┌──

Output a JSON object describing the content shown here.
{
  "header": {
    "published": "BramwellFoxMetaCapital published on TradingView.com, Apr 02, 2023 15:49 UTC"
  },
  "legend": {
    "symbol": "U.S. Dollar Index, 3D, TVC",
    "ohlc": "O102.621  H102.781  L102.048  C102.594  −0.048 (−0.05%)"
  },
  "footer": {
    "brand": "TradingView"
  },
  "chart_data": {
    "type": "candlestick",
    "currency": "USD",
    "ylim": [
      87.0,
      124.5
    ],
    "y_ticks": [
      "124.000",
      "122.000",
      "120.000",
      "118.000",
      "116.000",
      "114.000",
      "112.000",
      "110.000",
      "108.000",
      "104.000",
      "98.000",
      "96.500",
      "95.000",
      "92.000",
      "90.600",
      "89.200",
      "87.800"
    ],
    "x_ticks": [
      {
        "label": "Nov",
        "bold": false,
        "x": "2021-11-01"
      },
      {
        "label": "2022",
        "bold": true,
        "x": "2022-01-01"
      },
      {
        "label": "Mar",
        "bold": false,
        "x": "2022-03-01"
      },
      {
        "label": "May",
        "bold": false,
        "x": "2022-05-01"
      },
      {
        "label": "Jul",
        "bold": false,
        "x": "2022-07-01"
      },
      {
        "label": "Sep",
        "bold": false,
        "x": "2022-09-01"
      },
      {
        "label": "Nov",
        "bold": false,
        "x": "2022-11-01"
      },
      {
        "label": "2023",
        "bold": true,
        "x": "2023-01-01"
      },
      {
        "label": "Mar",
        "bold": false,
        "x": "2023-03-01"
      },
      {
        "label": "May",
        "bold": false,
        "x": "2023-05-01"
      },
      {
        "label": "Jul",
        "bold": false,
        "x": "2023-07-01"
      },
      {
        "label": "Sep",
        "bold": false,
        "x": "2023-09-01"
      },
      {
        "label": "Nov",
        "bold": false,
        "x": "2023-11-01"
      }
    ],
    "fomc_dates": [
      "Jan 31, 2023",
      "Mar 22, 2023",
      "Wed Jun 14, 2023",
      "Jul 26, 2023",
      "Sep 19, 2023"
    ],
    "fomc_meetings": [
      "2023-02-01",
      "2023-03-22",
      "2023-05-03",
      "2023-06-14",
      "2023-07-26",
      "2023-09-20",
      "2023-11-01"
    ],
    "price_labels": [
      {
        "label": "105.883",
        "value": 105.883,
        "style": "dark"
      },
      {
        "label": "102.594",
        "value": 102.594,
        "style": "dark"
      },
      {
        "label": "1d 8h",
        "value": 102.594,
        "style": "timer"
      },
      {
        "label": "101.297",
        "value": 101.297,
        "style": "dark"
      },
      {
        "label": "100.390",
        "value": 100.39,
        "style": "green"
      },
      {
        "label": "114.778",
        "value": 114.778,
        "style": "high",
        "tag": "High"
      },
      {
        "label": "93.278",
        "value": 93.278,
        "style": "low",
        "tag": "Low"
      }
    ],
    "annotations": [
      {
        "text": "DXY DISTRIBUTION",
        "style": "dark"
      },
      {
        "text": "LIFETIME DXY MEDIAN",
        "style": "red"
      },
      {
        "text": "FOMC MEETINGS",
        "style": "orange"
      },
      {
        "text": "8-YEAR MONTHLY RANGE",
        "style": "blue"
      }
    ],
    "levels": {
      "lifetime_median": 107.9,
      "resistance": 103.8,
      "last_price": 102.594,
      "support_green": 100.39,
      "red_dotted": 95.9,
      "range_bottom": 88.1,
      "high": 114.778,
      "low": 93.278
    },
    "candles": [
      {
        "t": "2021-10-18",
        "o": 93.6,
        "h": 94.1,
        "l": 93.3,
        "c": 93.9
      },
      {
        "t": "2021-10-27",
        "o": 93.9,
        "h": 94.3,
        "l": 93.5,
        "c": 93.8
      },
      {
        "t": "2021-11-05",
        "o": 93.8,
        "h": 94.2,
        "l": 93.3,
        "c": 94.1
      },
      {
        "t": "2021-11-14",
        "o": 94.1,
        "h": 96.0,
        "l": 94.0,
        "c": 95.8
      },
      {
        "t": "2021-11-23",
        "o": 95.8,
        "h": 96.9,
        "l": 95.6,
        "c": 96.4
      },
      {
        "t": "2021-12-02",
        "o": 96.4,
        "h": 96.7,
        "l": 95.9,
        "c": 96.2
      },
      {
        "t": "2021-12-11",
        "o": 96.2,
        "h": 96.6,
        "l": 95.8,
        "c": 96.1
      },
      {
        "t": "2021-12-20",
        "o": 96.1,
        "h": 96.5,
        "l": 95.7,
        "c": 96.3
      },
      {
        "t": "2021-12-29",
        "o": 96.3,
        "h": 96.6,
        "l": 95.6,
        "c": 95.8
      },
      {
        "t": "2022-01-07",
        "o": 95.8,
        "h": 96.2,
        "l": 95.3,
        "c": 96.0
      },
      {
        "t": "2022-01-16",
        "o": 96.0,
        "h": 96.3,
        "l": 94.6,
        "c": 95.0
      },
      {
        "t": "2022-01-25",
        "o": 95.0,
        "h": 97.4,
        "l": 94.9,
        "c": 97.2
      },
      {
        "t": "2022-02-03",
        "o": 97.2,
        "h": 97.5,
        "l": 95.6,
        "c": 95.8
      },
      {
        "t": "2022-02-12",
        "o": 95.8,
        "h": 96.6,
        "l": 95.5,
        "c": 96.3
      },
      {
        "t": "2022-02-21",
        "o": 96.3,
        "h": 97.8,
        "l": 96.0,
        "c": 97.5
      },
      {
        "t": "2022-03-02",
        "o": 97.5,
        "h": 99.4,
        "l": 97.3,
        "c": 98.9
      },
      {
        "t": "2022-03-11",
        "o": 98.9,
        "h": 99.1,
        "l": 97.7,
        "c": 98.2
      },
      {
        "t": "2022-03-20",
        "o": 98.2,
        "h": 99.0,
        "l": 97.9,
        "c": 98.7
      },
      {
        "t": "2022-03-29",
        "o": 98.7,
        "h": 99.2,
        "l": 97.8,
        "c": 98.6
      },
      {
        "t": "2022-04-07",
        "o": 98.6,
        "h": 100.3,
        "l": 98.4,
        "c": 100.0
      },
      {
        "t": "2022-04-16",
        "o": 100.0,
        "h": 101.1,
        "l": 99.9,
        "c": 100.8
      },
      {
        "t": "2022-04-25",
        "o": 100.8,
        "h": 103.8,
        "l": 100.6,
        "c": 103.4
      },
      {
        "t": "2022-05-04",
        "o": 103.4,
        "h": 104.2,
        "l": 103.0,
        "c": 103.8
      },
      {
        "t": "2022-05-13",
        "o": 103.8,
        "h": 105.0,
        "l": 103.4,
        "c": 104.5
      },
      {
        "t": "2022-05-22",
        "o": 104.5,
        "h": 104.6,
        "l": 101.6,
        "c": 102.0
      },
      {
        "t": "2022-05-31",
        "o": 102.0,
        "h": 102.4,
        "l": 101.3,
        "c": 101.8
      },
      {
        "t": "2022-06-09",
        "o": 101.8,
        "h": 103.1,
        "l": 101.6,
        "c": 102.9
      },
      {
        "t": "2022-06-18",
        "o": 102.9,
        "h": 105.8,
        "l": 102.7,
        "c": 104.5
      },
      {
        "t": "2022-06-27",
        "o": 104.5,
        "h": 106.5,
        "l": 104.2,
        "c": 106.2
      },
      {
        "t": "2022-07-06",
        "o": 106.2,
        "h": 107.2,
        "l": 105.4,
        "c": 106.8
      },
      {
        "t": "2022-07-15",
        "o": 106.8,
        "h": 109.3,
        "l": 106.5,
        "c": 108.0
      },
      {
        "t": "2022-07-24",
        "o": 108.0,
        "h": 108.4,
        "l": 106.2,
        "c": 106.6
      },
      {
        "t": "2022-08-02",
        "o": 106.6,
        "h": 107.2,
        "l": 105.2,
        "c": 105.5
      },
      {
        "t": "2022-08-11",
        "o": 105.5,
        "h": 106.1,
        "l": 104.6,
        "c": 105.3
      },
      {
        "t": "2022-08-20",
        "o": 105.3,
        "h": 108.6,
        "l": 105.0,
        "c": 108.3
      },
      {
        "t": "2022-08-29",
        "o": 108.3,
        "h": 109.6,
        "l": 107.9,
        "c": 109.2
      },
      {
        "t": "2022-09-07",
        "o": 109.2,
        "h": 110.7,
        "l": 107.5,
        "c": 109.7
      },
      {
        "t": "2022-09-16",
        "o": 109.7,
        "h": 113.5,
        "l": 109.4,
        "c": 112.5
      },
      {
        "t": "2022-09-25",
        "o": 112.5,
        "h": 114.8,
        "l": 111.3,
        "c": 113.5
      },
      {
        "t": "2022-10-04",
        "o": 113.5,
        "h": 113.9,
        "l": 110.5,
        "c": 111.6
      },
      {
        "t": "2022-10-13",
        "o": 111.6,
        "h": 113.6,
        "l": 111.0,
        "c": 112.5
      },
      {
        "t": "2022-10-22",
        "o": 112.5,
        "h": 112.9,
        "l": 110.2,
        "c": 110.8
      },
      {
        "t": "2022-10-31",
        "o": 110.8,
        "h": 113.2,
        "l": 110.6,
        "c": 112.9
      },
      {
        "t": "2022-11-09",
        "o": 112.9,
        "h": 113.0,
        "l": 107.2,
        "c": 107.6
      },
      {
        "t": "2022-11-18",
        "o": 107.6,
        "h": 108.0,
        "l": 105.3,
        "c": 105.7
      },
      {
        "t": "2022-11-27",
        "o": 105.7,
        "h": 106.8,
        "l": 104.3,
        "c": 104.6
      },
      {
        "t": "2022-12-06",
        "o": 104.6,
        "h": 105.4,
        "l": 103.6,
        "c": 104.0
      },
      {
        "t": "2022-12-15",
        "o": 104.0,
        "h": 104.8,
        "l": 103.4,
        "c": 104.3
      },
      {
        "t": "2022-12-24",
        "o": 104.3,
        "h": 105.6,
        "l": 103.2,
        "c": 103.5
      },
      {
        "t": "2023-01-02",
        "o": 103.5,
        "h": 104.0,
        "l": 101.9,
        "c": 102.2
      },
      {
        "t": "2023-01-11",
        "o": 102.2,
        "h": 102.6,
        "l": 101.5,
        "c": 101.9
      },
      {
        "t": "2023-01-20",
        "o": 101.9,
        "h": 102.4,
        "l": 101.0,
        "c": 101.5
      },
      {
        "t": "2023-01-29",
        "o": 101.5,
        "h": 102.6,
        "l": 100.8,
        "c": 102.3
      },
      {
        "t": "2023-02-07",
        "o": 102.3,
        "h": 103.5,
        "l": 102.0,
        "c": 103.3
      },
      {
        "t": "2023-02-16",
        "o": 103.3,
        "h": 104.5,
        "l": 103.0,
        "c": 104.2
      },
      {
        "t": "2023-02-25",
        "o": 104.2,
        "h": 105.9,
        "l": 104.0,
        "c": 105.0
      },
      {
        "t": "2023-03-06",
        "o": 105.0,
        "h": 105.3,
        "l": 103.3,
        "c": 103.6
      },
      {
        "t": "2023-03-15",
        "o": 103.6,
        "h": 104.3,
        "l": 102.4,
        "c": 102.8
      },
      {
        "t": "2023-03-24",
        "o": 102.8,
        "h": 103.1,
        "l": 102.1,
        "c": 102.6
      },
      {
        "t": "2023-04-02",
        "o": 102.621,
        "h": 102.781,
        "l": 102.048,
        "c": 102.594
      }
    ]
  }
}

└──
┌──

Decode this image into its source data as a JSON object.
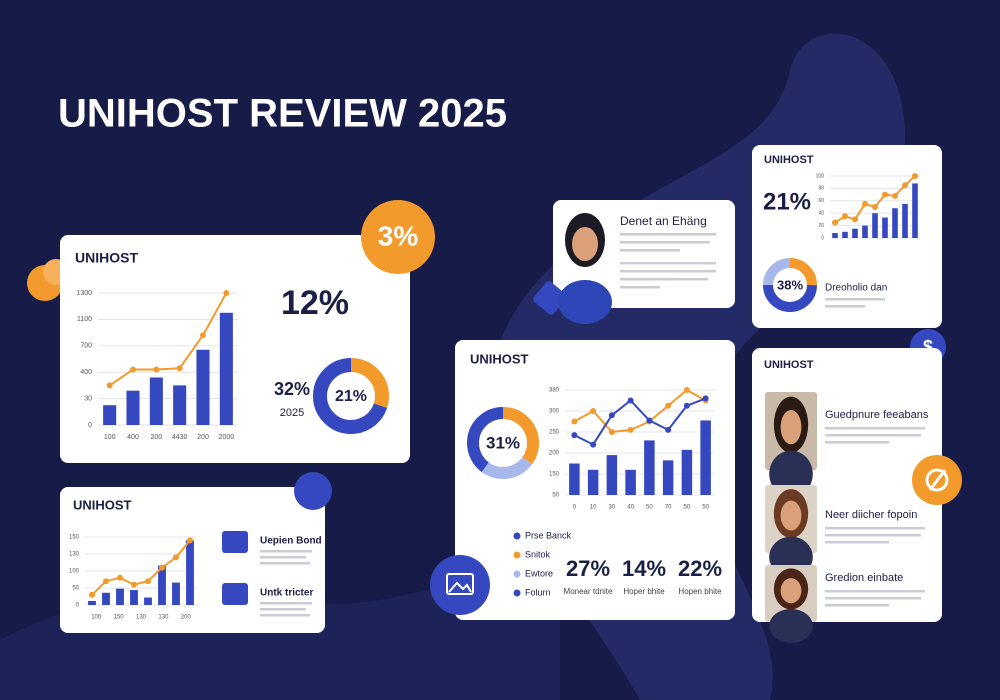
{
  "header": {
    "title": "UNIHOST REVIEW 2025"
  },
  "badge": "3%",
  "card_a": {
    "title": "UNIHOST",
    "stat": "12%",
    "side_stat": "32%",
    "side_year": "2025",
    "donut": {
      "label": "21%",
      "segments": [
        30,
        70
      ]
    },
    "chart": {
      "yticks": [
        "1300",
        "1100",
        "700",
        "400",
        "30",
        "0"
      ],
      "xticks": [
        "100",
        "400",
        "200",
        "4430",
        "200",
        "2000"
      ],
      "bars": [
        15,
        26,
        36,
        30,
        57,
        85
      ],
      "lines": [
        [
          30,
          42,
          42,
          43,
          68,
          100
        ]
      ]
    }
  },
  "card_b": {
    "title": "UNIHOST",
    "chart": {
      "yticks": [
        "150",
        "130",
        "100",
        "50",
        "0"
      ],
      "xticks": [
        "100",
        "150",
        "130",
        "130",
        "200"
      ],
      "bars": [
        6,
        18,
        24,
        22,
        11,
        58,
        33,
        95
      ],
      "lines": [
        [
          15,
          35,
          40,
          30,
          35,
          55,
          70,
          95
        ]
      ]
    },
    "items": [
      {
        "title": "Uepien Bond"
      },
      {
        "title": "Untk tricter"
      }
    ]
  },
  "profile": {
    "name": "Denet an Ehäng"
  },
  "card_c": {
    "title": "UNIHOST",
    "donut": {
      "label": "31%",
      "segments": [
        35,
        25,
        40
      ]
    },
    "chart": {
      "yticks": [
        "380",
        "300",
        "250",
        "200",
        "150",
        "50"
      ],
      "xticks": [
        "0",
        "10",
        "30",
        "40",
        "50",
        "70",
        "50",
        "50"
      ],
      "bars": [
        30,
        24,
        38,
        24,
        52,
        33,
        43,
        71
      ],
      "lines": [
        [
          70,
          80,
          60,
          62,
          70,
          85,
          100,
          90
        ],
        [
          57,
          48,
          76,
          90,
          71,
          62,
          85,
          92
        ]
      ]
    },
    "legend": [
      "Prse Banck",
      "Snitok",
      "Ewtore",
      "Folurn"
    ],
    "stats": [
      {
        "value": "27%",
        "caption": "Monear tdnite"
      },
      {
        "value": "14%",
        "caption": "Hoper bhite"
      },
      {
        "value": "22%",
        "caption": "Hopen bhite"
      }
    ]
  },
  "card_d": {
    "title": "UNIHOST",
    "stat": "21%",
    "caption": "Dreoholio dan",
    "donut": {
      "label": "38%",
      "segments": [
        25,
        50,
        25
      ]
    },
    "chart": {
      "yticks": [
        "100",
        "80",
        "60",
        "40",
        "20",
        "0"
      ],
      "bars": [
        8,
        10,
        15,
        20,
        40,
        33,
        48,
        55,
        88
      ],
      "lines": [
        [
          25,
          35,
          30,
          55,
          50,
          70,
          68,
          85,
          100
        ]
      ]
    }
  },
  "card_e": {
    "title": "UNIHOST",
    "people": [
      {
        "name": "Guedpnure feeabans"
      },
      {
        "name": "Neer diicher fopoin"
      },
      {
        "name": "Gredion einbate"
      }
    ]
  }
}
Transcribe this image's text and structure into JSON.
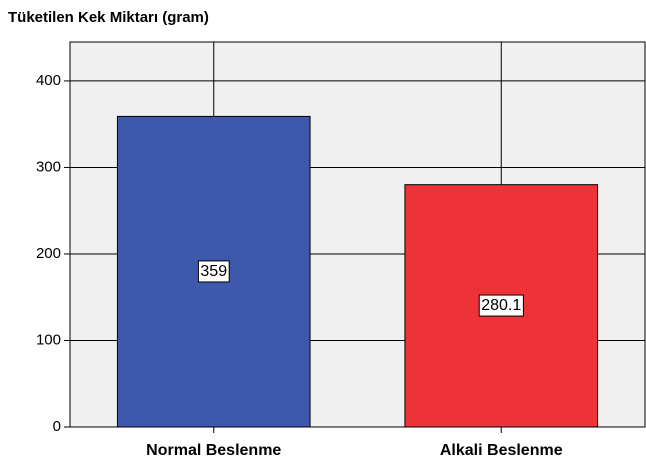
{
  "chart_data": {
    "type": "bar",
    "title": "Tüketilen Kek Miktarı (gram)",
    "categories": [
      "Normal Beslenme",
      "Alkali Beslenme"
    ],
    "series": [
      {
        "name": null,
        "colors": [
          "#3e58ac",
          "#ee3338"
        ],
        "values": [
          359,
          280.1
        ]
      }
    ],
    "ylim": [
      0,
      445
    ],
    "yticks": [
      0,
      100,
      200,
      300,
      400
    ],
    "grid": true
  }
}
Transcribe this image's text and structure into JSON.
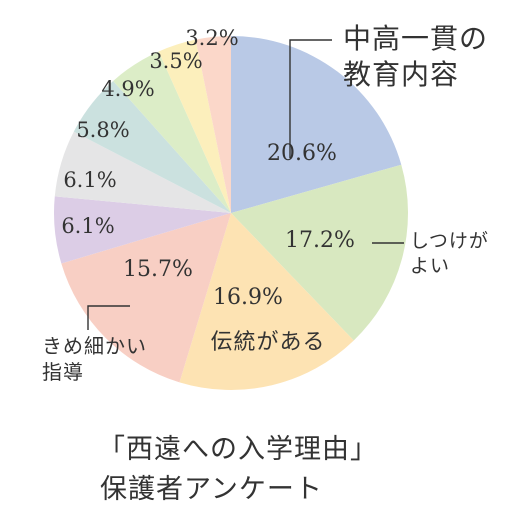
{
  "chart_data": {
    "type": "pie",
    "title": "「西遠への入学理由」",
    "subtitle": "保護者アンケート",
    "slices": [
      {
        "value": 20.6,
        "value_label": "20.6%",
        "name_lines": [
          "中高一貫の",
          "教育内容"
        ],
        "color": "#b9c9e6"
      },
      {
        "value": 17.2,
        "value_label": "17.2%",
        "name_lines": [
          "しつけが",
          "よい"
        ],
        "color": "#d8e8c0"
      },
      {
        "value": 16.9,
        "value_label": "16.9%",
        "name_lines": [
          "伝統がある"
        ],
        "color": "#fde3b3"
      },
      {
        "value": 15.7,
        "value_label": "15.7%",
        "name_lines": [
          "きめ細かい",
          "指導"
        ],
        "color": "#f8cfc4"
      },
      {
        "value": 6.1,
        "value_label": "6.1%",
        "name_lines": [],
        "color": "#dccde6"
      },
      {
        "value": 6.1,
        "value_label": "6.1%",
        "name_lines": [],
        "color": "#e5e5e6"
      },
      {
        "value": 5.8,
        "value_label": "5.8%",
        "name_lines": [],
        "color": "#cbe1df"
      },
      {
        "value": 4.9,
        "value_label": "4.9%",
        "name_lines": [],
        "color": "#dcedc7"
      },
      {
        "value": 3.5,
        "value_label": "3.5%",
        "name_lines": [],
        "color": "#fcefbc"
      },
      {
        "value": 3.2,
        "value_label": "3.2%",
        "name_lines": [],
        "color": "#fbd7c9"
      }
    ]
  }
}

└──

- _Stated goal_: Among the entries above, how many lines hold the word "JSON"? Reply with only that number.

- _Solution to this exercise_: 4